(begin)
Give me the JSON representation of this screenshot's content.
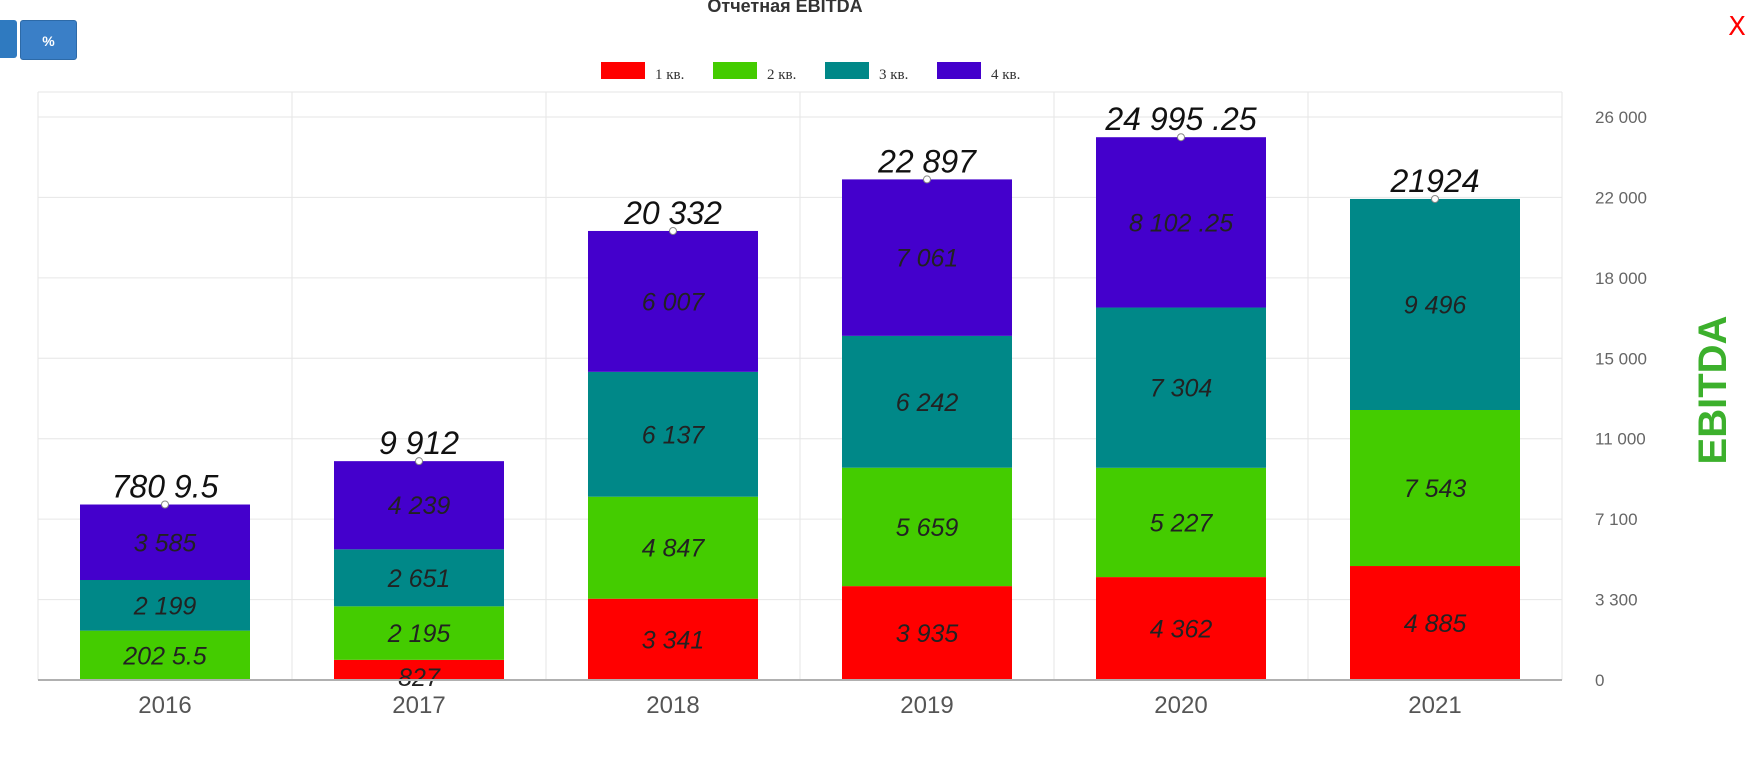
{
  "header": {
    "title": "Отчетная EBITDA",
    "percent_button_label": "%",
    "close_label": "X"
  },
  "colors": {
    "q1": "#ff0000",
    "q2": "#44cc00",
    "q3": "#008888",
    "q4": "#4400cc",
    "ylabel": "#3cb02c",
    "button": "#3a7fc7",
    "close": "#ff0000"
  },
  "chart_data": {
    "type": "bar",
    "stacked": true,
    "title": "Отчетная EBITDA",
    "xlabel": "",
    "ylabel": "EBITDA",
    "y_axis_side": "right",
    "grid": true,
    "legend_position": "top-center",
    "categories": [
      "2016",
      "2017",
      "2018",
      "2019",
      "2020",
      "2021"
    ],
    "y_ticks": [
      {
        "value": 0,
        "label": "0"
      },
      {
        "value": 3300,
        "label": "3 300"
      },
      {
        "value": 7100,
        "label": "7 100"
      },
      {
        "value": 11000,
        "label": "11 000"
      },
      {
        "value": 15000,
        "label": "15 000"
      },
      {
        "value": 18000,
        "label": "18 000"
      },
      {
        "value": 22000,
        "label": "22 000"
      },
      {
        "value": 26000,
        "label": "26 000"
      }
    ],
    "series": [
      {
        "name": "1 кв.",
        "color": "#ff0000",
        "values": [
          0,
          827,
          3341,
          3935,
          4362,
          4885
        ],
        "labels": [
          "",
          "827",
          "3 341",
          "3 935",
          "4 362",
          "4 885"
        ]
      },
      {
        "name": "2 кв.",
        "color": "#44cc00",
        "values": [
          2025.5,
          2195,
          4847,
          5659,
          5227,
          7543
        ],
        "labels": [
          "202 5.5",
          "2 195",
          "4 847",
          "5 659",
          "5 227",
          "7 543"
        ]
      },
      {
        "name": "3 кв.",
        "color": "#008888",
        "values": [
          2199,
          2651,
          6137,
          6242,
          7304,
          9496
        ],
        "labels": [
          "2 199",
          "2 651",
          "6 137",
          "6 242",
          "7 304",
          "9 496"
        ]
      },
      {
        "name": "4 кв.",
        "color": "#4400cc",
        "values": [
          3585,
          4239,
          6007,
          7061,
          8102.25,
          0
        ],
        "labels": [
          "3 585",
          "4 239",
          "6 007",
          "7 061",
          "8 102 .25",
          ""
        ]
      }
    ],
    "totals": [
      7809.5,
      9912,
      20332,
      22897,
      24995.25,
      21924
    ],
    "total_labels": [
      "780 9.5",
      "9 912",
      "20 332",
      "22 897",
      "24 995 .25",
      "21924"
    ]
  }
}
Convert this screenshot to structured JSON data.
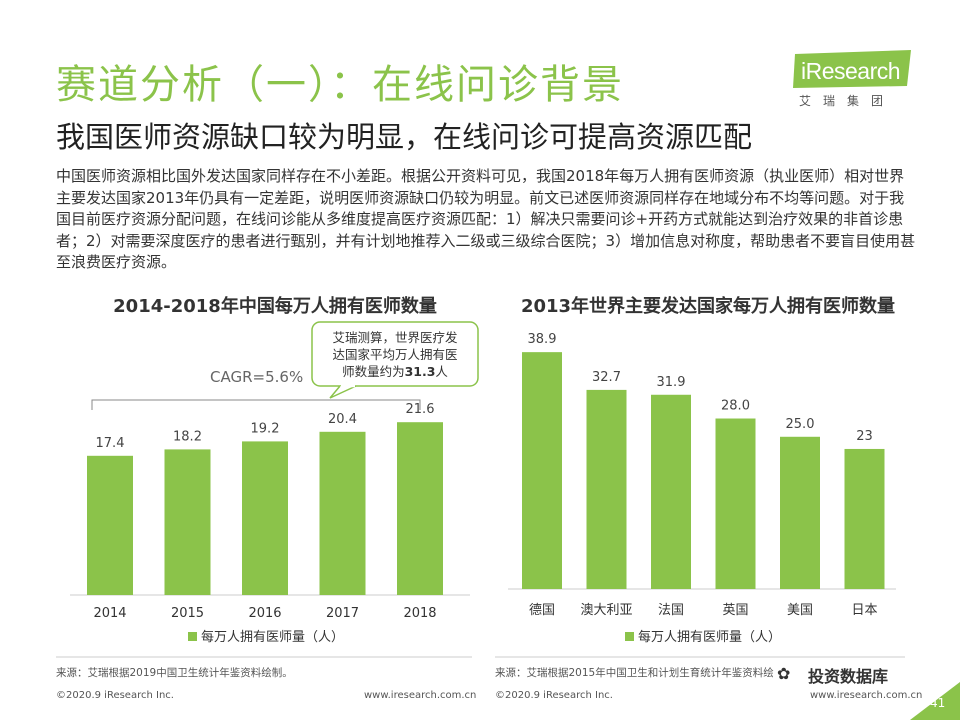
{
  "header": {
    "title": "赛道分析（一）：在线问诊背景",
    "subtitle": "我国医师资源缺口较为明显，在线问诊可提高资源匹配"
  },
  "logo": {
    "brand": "iResearch",
    "cn": "艾瑞集团"
  },
  "intro": "中国医师资源相比国外发达国家同样存在不小差距。根据公开资料可见，我国2018年每万人拥有医师资源（执业医师）相对世界主要发达国家2013年仍具有一定差距，说明医师资源缺口仍较为明显。前文已述医师资源同样存在地域分布不均等问题。对于我国目前医疗资源分配问题，在线问诊能从多维度提高医疗资源匹配：1）解决只需要问诊+开药方式就能达到治疗效果的非首诊患者；2）对需要深度医疗的患者进行甄别，并有计划地推荐入二级或三级综合医院；3）增加信息对称度，帮助患者不要盲目使用甚至浪费医疗资源。",
  "colors": {
    "accent": "#8bc34a",
    "bar": "#8bc34a",
    "callout_border": "#8bc34a"
  },
  "chart_data": [
    {
      "type": "bar",
      "title": "2014-2018年中国每万人拥有医师数量",
      "categories": [
        "2014",
        "2015",
        "2016",
        "2017",
        "2018"
      ],
      "series": [
        {
          "name": "每万人拥有医师量（人）",
          "values": [
            17.4,
            18.2,
            19.2,
            20.4,
            21.6
          ]
        }
      ],
      "value_labels": [
        "17.4",
        "18.2",
        "19.2",
        "20.4",
        "21.6"
      ],
      "ylim": [
        0,
        30
      ],
      "annotation_cagr": "CAGR=5.6%",
      "callout": {
        "line1": "艾瑞测算，世界医疗发",
        "line2": "达国家平均万人拥有医",
        "line3_pre": "师数量约为",
        "line3_bold": "31.3",
        "line3_post": "人"
      },
      "legend": "每万人拥有医师量（人）",
      "source": "来源：艾瑞根据2019中国卫生统计年鉴资料绘制。"
    },
    {
      "type": "bar",
      "title": "2013年世界主要发达国家每万人拥有医师数量",
      "categories": [
        "德国",
        "澳大利亚",
        "法国",
        "英国",
        "美国",
        "日本"
      ],
      "series": [
        {
          "name": "每万人拥有医师量（人）",
          "values": [
            38.9,
            32.7,
            31.9,
            28.0,
            25.0,
            23
          ]
        }
      ],
      "value_labels": [
        "38.9",
        "32.7",
        "31.9",
        "28.0",
        "25.0",
        "23"
      ],
      "ylim": [
        0,
        45
      ],
      "legend": "每万人拥有医师量（人）",
      "source": "来源：艾瑞根据2015年中国卫生和计划生育统计年鉴资料绘"
    }
  ],
  "footer": {
    "copyright_left": "©2020.9 iResearch Inc.",
    "url_left": "www.iresearch.com.cn",
    "copyright_right": "©2020.9 iResearch Inc.",
    "url_right": "www.iresearch.com.cn",
    "watermark": "投资数据库",
    "page_number": "41"
  }
}
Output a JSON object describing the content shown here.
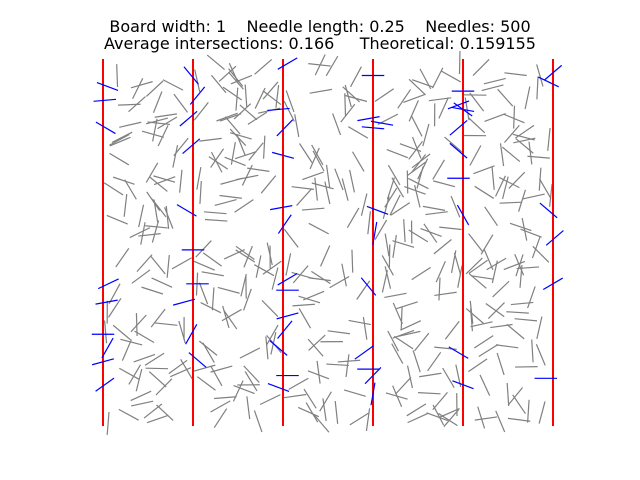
{
  "title": {
    "line1": "Board width: 1    Needle length: 0.25    Needles: 500",
    "line2": "Average intersections: 0.166     Theoretical: 0.159155"
  },
  "chart_data": {
    "type": "scatter",
    "board_width": 1,
    "needle_length": 0.25,
    "needles": 500,
    "average_intersections": 0.166,
    "theoretical": 0.159155,
    "board_lines_x": [
      0,
      1,
      2,
      3,
      4,
      5
    ],
    "xlim": [
      0,
      5
    ],
    "ylim": [
      0,
      4
    ],
    "axes_visible": false,
    "colors": {
      "board_line": "#ff0000",
      "needle_crossing": "#0000ff",
      "needle_no_crossing": "#808080"
    },
    "crossing_needles": [
      {
        "x": 0.05,
        "y": 3.7,
        "angle": -20
      },
      {
        "x": 0.02,
        "y": 3.55,
        "angle": 5
      },
      {
        "x": 0.03,
        "y": 3.25,
        "angle": -30
      },
      {
        "x": 0.06,
        "y": 1.55,
        "angle": 25
      },
      {
        "x": 0.04,
        "y": 1.35,
        "angle": 10
      },
      {
        "x": 0.0,
        "y": 1.0,
        "angle": 0
      },
      {
        "x": 0.05,
        "y": 0.85,
        "angle": 60
      },
      {
        "x": 0.0,
        "y": 0.7,
        "angle": 15
      },
      {
        "x": 0.02,
        "y": 0.45,
        "angle": 35
      },
      {
        "x": 0.98,
        "y": 3.82,
        "angle": -50
      },
      {
        "x": 1.05,
        "y": 3.6,
        "angle": 50
      },
      {
        "x": 0.95,
        "y": 3.35,
        "angle": 40
      },
      {
        "x": 0.98,
        "y": 3.05,
        "angle": 40
      },
      {
        "x": 0.93,
        "y": 2.35,
        "angle": -30
      },
      {
        "x": 1.0,
        "y": 1.92,
        "angle": 0
      },
      {
        "x": 0.9,
        "y": 1.35,
        "angle": 15
      },
      {
        "x": 1.05,
        "y": 1.55,
        "angle": 0
      },
      {
        "x": 0.98,
        "y": 1.0,
        "angle": 60
      },
      {
        "x": 1.05,
        "y": 0.72,
        "angle": -40
      },
      {
        "x": 2.05,
        "y": 3.95,
        "angle": 30
      },
      {
        "x": 1.95,
        "y": 3.45,
        "angle": 5
      },
      {
        "x": 2.02,
        "y": 3.25,
        "angle": 45
      },
      {
        "x": 2.0,
        "y": 2.95,
        "angle": -15
      },
      {
        "x": 1.98,
        "y": 2.38,
        "angle": 10
      },
      {
        "x": 2.02,
        "y": 2.2,
        "angle": 55
      },
      {
        "x": 2.05,
        "y": 1.6,
        "angle": 30
      },
      {
        "x": 2.05,
        "y": 1.48,
        "angle": 0
      },
      {
        "x": 2.05,
        "y": 1.2,
        "angle": 15
      },
      {
        "x": 2.02,
        "y": 1.05,
        "angle": 50
      },
      {
        "x": 1.95,
        "y": 0.85,
        "angle": -40
      },
      {
        "x": 2.05,
        "y": 0.55,
        "angle": 0
      },
      {
        "x": 1.95,
        "y": 0.42,
        "angle": -20
      },
      {
        "x": 3.0,
        "y": 3.82,
        "angle": 0
      },
      {
        "x": 3.0,
        "y": 3.25,
        "angle": -5
      },
      {
        "x": 2.95,
        "y": 3.35,
        "angle": 10
      },
      {
        "x": 3.1,
        "y": 3.3,
        "angle": -10
      },
      {
        "x": 3.05,
        "y": 2.35,
        "angle": -20
      },
      {
        "x": 3.02,
        "y": 2.1,
        "angle": 80
      },
      {
        "x": 2.95,
        "y": 1.52,
        "angle": -50
      },
      {
        "x": 2.9,
        "y": 0.8,
        "angle": 35
      },
      {
        "x": 2.95,
        "y": 0.62,
        "angle": 0
      },
      {
        "x": 3.0,
        "y": 0.55,
        "angle": 45
      },
      {
        "x": 3.0,
        "y": 0.35,
        "angle": 80
      },
      {
        "x": 4.0,
        "y": 3.65,
        "angle": 0
      },
      {
        "x": 3.95,
        "y": 3.5,
        "angle": 20
      },
      {
        "x": 4.0,
        "y": 3.45,
        "angle": -10
      },
      {
        "x": 3.95,
        "y": 3.25,
        "angle": 40
      },
      {
        "x": 4.0,
        "y": 3.45,
        "angle": -35
      },
      {
        "x": 3.95,
        "y": 3.0,
        "angle": -40
      },
      {
        "x": 3.95,
        "y": 2.7,
        "angle": 0
      },
      {
        "x": 4.0,
        "y": 2.3,
        "angle": -60
      },
      {
        "x": 3.95,
        "y": 0.8,
        "angle": -30
      },
      {
        "x": 4.0,
        "y": 0.45,
        "angle": -20
      },
      {
        "x": 5.0,
        "y": 3.85,
        "angle": 40
      },
      {
        "x": 4.95,
        "y": 3.75,
        "angle": -25
      },
      {
        "x": 4.95,
        "y": 2.35,
        "angle": -40
      },
      {
        "x": 5.02,
        "y": 2.05,
        "angle": 40
      },
      {
        "x": 5.0,
        "y": 1.55,
        "angle": 30
      },
      {
        "x": 4.92,
        "y": 0.52,
        "angle": 0
      }
    ]
  }
}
(end)
▶ [WHAT NEEDS TO BE DONE]
Only a number is wanted: how many lines of the material include the word "screenshot".

▶ [ANSWER FOR THIS EXERCISE]
2